• **YOUR OBJECTIVE**: Identify and copy all lines of the material where the string "from" is found.

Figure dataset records
--- BEGIN ---

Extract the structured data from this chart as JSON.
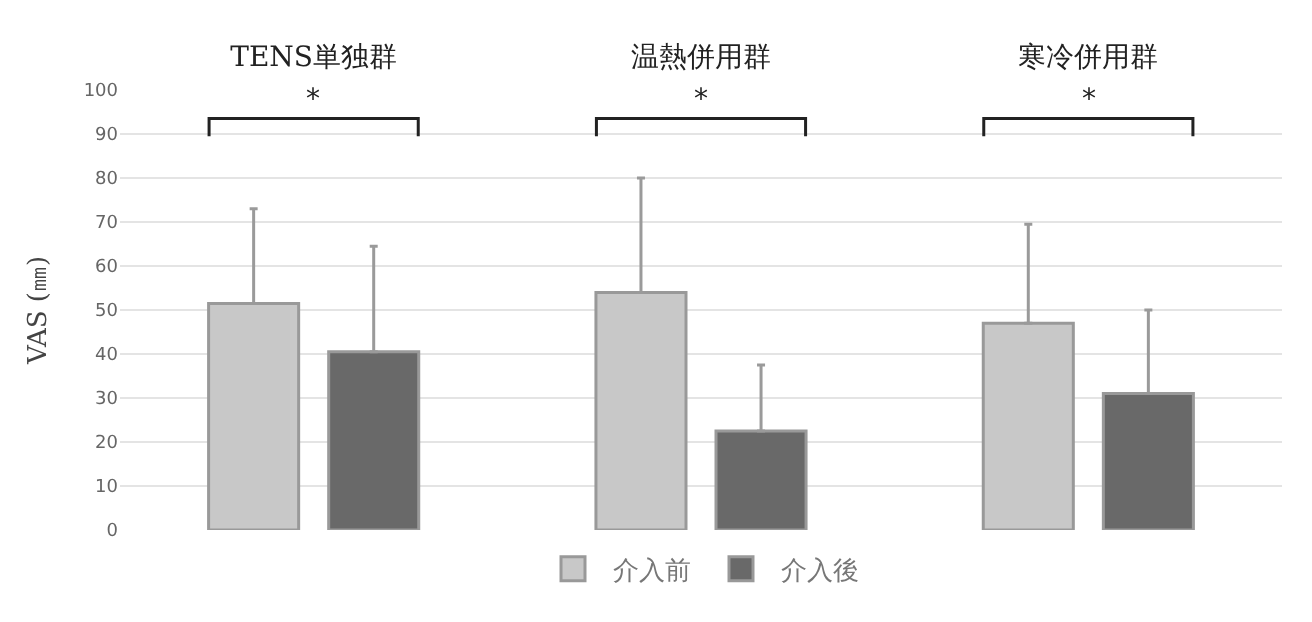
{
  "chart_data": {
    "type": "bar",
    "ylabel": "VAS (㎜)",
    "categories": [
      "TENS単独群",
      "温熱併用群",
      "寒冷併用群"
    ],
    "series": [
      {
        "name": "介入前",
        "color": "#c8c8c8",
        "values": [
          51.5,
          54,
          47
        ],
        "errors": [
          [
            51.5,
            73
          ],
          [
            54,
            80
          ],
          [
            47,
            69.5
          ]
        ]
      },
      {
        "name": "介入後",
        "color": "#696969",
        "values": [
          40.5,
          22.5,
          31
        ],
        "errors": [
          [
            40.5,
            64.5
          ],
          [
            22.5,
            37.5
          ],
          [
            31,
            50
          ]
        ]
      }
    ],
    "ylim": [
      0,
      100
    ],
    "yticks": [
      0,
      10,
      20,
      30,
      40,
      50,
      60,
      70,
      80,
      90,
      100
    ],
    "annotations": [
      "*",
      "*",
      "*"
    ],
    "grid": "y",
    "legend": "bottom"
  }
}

--- END ---
--- BEGIN ---

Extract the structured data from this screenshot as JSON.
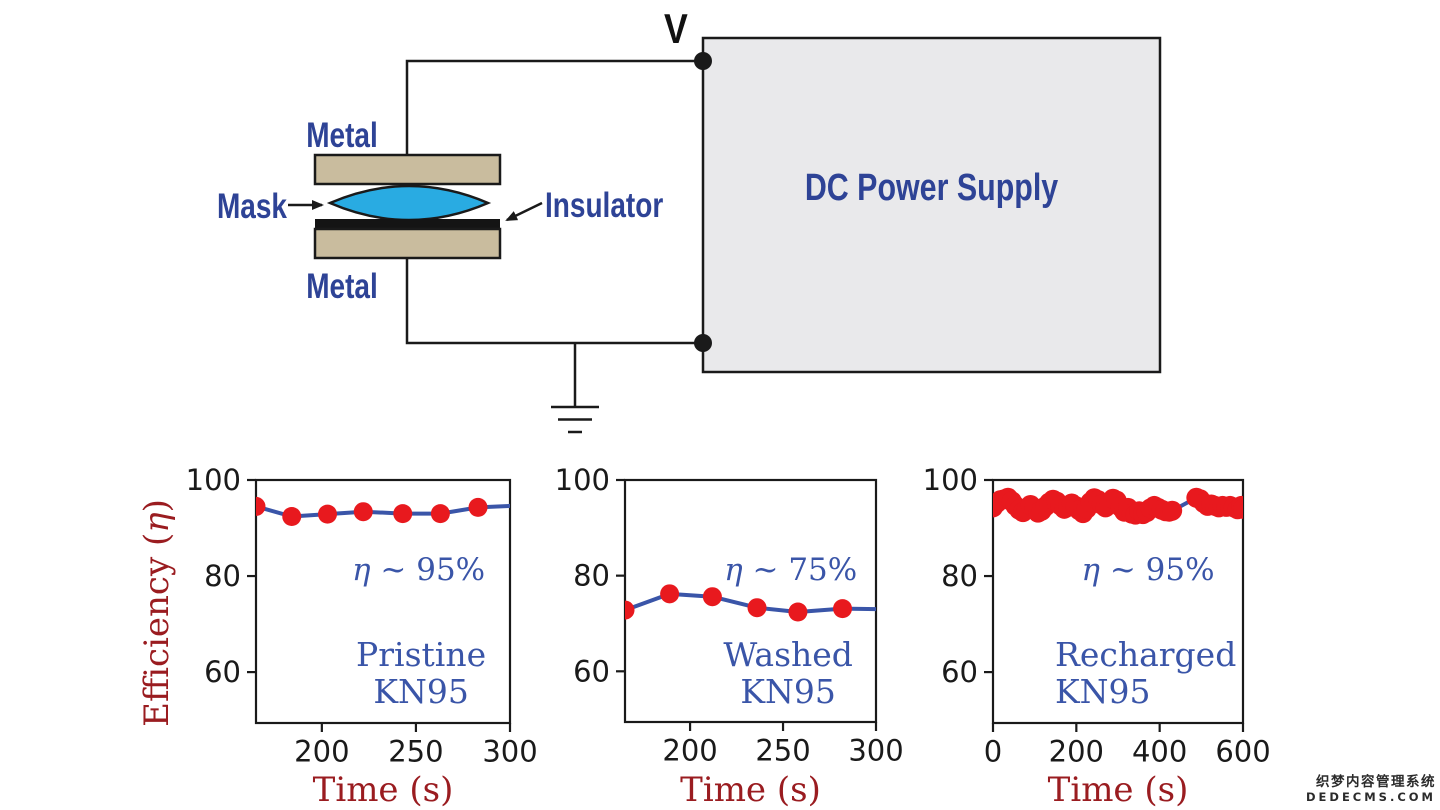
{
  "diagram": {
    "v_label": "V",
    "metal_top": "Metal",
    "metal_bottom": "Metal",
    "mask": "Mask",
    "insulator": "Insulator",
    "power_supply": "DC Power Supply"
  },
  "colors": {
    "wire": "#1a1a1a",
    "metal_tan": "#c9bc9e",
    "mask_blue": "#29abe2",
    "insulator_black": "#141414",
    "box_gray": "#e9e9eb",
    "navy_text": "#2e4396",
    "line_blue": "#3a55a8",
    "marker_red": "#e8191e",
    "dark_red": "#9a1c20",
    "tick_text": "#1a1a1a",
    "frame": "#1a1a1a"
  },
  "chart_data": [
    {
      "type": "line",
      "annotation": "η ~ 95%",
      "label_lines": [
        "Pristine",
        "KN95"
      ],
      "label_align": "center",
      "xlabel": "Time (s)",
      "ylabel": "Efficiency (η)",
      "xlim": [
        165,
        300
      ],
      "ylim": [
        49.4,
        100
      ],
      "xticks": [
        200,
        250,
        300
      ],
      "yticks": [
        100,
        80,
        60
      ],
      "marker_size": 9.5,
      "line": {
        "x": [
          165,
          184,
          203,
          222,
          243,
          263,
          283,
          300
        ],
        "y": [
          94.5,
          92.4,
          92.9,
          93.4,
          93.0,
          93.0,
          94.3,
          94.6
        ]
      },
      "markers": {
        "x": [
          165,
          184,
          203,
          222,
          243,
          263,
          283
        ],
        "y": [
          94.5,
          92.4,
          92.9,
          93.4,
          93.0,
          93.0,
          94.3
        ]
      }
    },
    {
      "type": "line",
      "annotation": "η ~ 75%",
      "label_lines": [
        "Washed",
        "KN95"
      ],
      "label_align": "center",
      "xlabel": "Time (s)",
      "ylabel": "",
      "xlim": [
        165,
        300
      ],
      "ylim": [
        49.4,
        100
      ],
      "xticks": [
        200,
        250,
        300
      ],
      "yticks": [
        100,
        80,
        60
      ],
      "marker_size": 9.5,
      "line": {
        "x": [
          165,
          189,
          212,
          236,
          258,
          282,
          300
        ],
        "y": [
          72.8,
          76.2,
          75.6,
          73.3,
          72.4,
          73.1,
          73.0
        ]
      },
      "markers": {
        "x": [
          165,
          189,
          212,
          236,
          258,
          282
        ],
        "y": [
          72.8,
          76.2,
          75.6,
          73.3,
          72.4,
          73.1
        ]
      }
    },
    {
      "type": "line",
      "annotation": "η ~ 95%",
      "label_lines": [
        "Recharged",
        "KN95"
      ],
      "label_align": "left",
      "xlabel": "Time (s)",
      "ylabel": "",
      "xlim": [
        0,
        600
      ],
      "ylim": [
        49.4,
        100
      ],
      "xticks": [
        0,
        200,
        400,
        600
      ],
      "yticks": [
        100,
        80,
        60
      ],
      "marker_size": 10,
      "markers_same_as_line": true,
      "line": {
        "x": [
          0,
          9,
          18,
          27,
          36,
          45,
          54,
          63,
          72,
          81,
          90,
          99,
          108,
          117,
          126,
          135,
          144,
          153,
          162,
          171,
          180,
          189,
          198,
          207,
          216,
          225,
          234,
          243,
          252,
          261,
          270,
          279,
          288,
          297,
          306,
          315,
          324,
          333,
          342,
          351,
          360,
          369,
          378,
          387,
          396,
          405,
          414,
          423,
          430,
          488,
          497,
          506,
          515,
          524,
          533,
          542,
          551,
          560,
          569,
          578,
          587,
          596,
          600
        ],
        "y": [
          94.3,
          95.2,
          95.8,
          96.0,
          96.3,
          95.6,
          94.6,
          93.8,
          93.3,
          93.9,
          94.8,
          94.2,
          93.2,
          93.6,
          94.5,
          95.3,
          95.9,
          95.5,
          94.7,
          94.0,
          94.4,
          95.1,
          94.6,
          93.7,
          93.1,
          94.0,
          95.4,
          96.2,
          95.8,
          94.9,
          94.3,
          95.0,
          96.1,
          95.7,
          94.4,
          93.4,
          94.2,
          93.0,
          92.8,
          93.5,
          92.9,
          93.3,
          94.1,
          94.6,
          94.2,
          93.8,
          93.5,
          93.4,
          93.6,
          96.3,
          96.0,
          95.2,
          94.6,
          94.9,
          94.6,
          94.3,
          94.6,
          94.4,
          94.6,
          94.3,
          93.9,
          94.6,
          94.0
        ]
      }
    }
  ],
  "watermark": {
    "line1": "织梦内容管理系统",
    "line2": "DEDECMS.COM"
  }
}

--- END ---

• **CORRECT RESULT**:
Extract the structured data from this chart as JSON.
Extract the structured data from this screenshot as JSON.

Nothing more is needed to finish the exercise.